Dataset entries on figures
^^^^
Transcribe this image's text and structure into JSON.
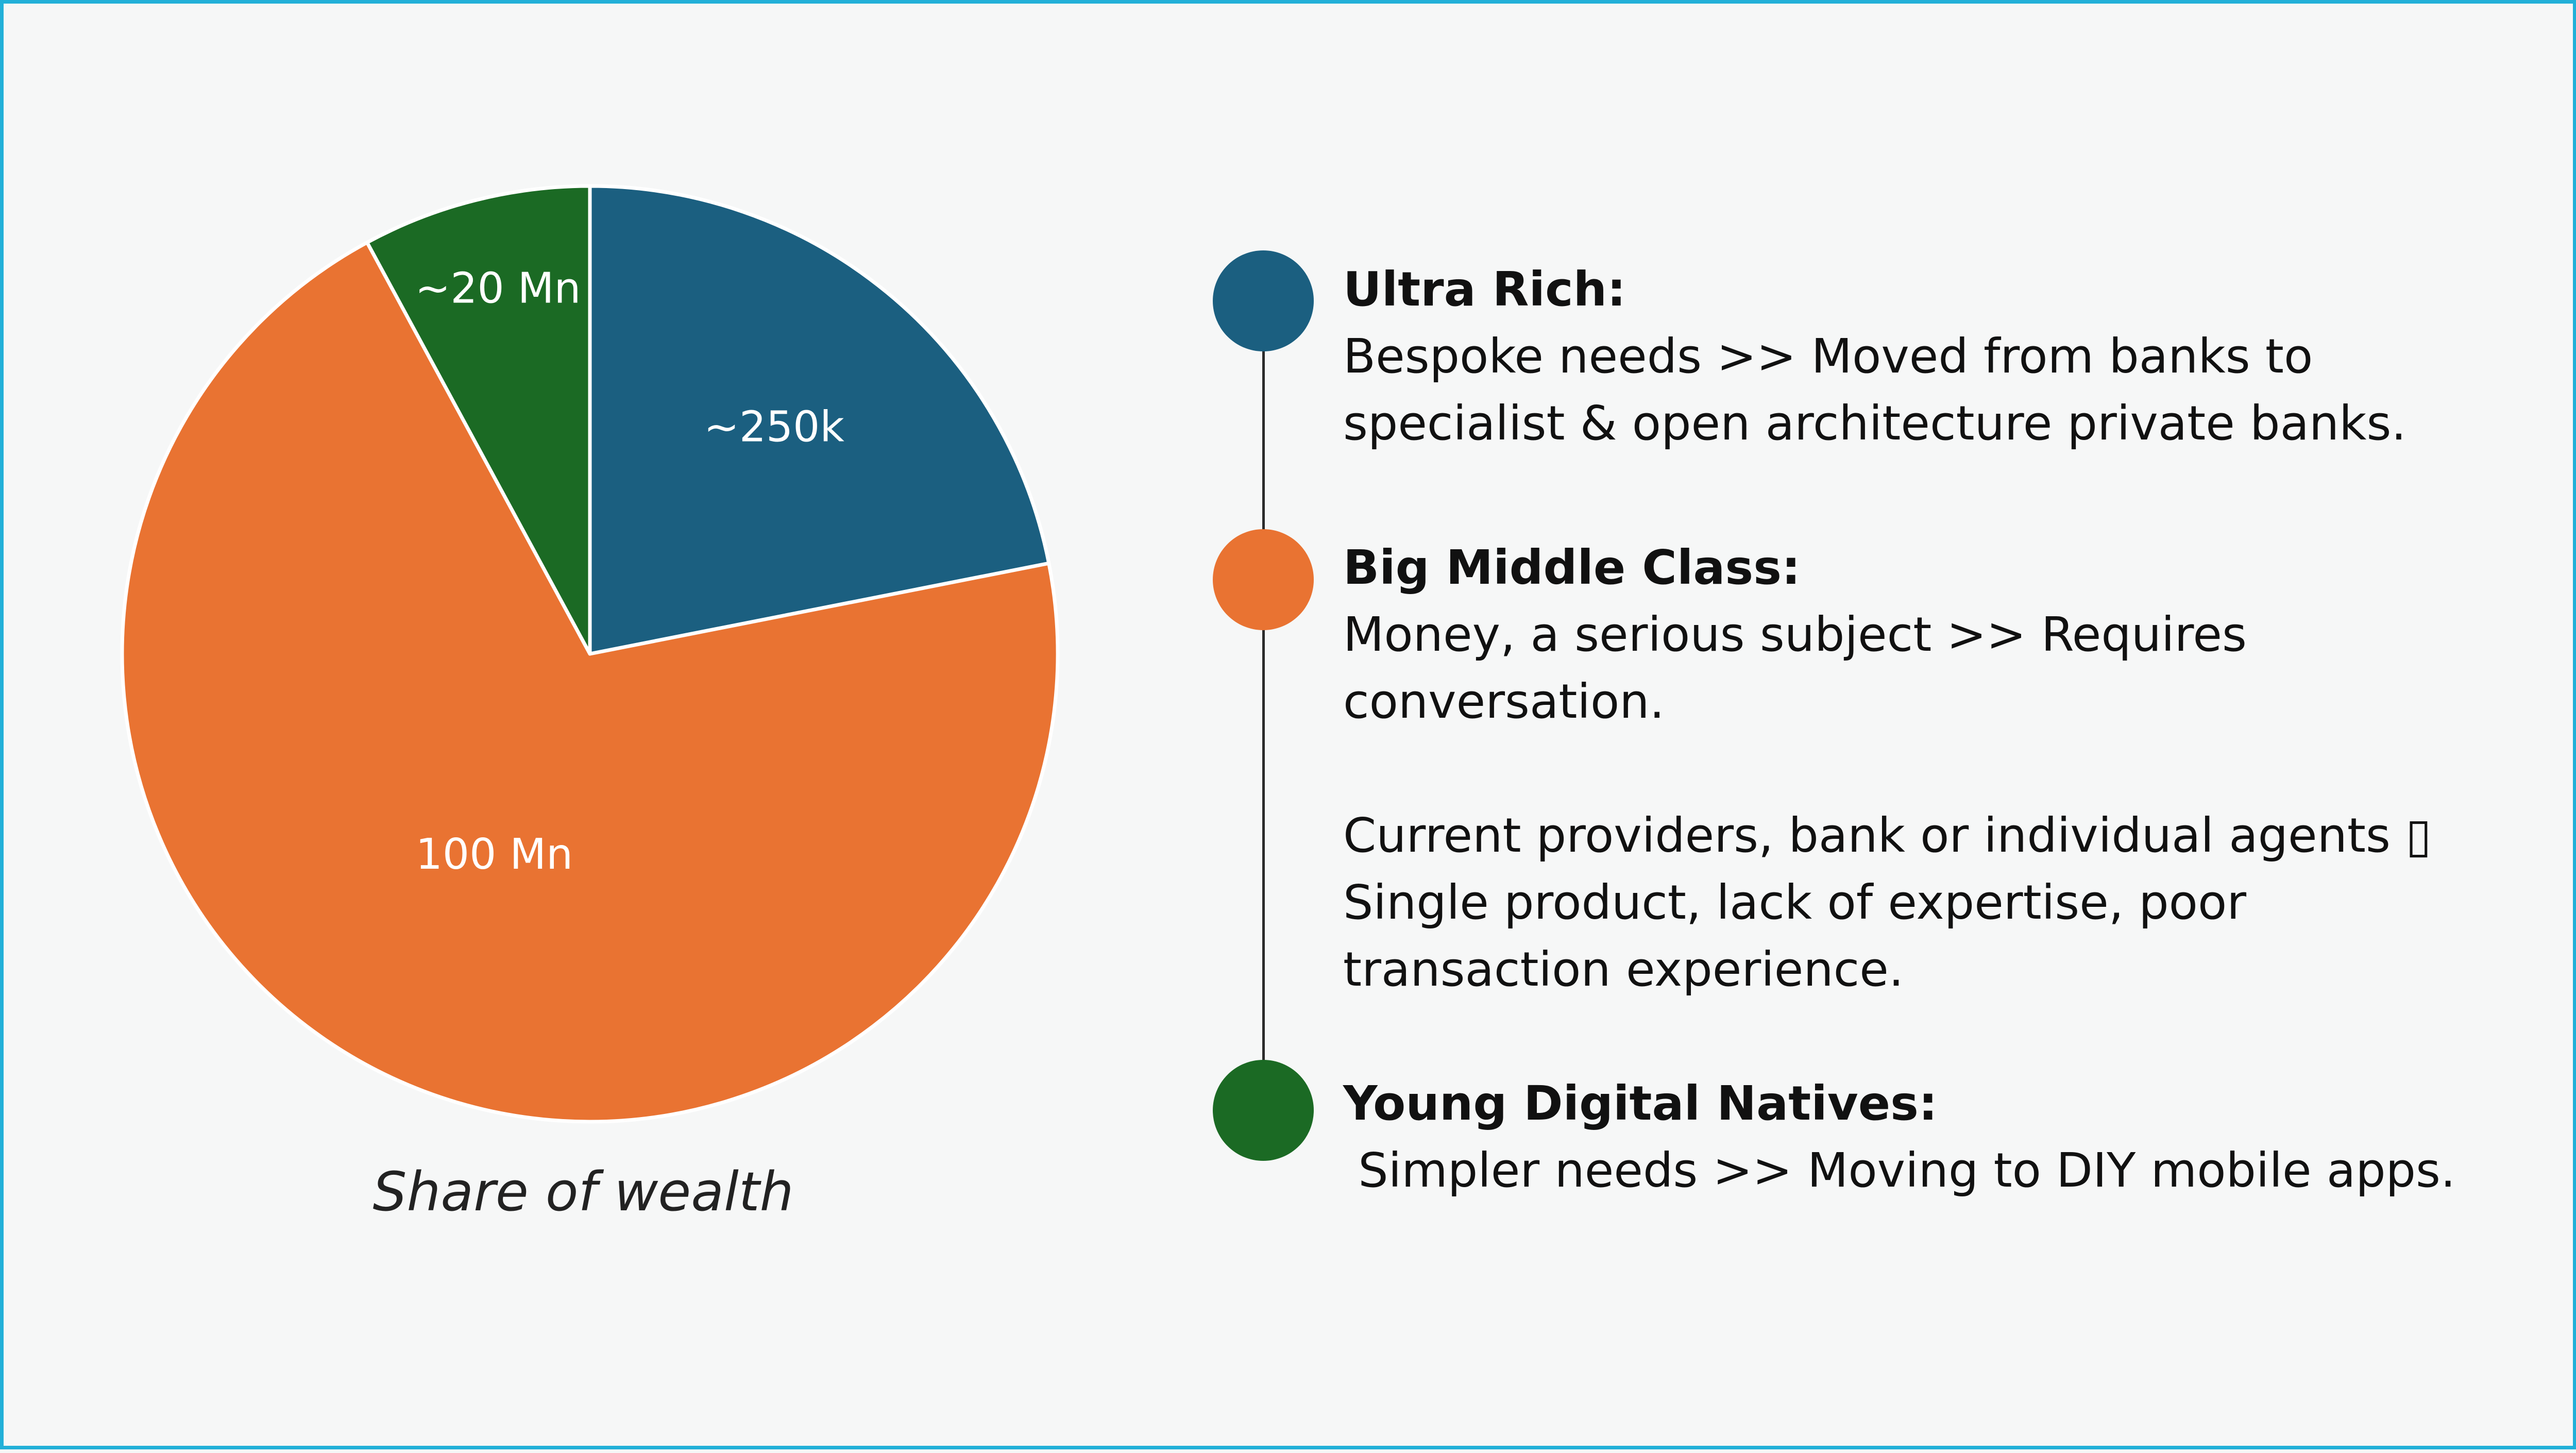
{
  "chart_data": {
    "type": "pie",
    "title": "Share of wealth",
    "slices": [
      {
        "label": "~250k",
        "value": 21.9,
        "color": "#1b5f80"
      },
      {
        "label": "100 Mn",
        "value": 70.2,
        "color": "#e97332"
      },
      {
        "label": "~20 Mn",
        "value": 7.9,
        "color": "#1b6a24"
      }
    ],
    "start_angle_deg": 0,
    "direction": "clockwise",
    "slice_border_color": "#ffffff"
  },
  "segments": [
    {
      "title": "Ultra Rich:",
      "color": "#1b5f80",
      "lines": [
        "Bespoke needs >> Moved from banks to",
        "specialist & open architecture private banks."
      ]
    },
    {
      "title": "Big Middle Class:",
      "color": "#e97332",
      "lines": [
        "Money, a serious subject >> Requires",
        "conversation.",
        "",
        "Current providers, bank or individual agents ▯",
        "Single product, lack of expertise, poor",
        "transaction experience."
      ]
    },
    {
      "title": "Young Digital Natives:",
      "color": "#1b6a24",
      "lines": [
        " Simpler needs >> Moving to DIY mobile apps."
      ]
    }
  ]
}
^^^^
Show every line where the string "title" appears.

• ANSWER:
    "title": "Share of wealth",
      "title": "Ultra Rich:",
      "title": "Big Middle Class:",
      "title": "Young Digital Natives:",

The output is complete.